EXTRACT:
Unto itself, management override isn’t a bad thing. We see management override in the corporate world every day: transfers or promotions given to employees who normally wouldn’t get them according to corporate policy; expensive business travel or pay raises granted during a spending freeze; a decision not to fire someone for misconduct when the rules say that’s what should happen.

Management override is not the same as managers making tough decisions, such as whether to work with a high-risk third party. Override happens specifically when the rules say Outcome X should happen, and the manager says, “Nope, we’re going with Outcome Y, because I say so.” 

So what’s the difference between acceptable management override and a governance trainwreck like what we just witnessed with the Gallagher fiasco? 

First, management override should work as a process. That’s a bit meta, since we’re  talking about a process to override the results of other processes — but it’s true. The exercise of management override should have a formal structure, where arguments are brought to the manager about possible choices, and then he or she decides what to do.

Second, the process of management override should be documented. That lets others see the manager’s logic in deciding to override internal controls. It helps others understand the circumstances where they could submit future requests for override. 

Third, management override should be rooted in the organization’s values and objectives, and transparent about how the override supports those things. That’s why structure and documentation are so important: so the manager can demonstrate the wisdom of his or her decision to the whole organization, and keep the organization’s trust even when we’re overriding standard policy.

That’s how management override should work, at least.

Back to Gallagher and the Navy

President Trump did none of those things with Gallagher’s case. As far as we can tell, Gallagher and his supporters waged their campaign on Fox News, which Trump spends all day watching, so he simply tweeted out his pronouncements and disregarded concerns about Navy administrative process.

Document understanding data:
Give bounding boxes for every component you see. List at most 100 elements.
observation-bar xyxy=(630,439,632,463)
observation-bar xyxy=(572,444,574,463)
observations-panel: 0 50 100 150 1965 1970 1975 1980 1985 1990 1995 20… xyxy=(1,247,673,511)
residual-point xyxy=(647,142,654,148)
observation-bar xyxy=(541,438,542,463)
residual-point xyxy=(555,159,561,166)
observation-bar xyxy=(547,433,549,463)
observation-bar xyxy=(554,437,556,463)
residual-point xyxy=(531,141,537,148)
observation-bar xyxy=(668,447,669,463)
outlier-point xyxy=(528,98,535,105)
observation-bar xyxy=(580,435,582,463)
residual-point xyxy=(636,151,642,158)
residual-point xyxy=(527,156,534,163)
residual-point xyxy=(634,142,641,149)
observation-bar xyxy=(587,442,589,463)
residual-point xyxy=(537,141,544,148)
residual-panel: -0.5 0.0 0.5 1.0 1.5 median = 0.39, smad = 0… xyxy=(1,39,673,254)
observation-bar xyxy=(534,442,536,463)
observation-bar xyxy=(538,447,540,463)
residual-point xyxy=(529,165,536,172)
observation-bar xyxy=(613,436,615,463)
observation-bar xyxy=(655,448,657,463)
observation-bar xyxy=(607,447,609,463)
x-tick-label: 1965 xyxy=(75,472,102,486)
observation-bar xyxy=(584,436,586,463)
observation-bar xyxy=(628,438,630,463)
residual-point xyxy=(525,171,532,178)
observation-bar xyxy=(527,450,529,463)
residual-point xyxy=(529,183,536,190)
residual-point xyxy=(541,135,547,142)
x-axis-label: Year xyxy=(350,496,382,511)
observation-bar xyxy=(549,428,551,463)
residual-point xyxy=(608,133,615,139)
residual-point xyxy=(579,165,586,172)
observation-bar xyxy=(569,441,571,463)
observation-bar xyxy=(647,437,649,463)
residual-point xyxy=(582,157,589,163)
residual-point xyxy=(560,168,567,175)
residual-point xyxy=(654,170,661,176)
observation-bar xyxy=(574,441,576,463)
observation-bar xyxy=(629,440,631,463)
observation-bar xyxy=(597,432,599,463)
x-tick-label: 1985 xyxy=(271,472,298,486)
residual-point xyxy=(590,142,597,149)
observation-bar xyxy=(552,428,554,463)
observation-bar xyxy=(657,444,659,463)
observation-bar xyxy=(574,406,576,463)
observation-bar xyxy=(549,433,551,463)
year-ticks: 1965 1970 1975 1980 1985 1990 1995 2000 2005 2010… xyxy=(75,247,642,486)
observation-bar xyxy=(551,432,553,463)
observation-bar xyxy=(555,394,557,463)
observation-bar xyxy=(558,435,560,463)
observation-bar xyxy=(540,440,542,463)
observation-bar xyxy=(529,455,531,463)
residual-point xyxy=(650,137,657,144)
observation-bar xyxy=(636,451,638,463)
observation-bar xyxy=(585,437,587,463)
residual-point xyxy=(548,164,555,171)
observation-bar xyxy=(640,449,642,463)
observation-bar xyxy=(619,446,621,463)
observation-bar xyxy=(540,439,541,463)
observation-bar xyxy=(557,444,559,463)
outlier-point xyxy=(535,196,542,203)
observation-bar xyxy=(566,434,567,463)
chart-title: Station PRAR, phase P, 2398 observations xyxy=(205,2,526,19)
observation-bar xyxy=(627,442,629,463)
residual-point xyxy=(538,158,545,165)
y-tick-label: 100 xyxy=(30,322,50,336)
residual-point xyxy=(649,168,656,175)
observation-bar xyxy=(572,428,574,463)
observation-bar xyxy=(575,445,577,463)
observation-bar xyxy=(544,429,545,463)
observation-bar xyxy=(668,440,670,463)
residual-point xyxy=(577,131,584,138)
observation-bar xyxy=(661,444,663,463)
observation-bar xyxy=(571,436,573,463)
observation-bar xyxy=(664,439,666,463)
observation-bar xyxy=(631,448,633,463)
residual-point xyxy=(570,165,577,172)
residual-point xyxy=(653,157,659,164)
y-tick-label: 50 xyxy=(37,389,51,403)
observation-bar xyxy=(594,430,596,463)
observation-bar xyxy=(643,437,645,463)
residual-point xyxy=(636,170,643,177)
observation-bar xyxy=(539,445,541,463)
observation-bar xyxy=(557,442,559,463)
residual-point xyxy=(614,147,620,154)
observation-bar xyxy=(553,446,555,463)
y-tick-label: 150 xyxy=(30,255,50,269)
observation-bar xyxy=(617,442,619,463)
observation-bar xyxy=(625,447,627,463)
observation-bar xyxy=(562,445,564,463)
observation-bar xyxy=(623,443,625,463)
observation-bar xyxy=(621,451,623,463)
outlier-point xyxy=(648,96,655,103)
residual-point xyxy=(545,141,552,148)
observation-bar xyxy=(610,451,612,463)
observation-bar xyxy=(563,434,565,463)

REQUIRED WORK: From the text on management override, extract everything from "So what’s the" down to "what to do.". The lines above have nothing to do with this.

PROBLEM SOLUTION:
So what’s the difference between acceptable management override and a governance trainwreck like what we just witnessed with the Gallagher fiasco? 

First, management override should work as a process. That’s a bit meta, since we’re  talking about a process to override the results of other processes — but it’s true. The exercise of management override should have a formal structure, where arguments are brought to the manager about possible choices, and then he or she decides what to do.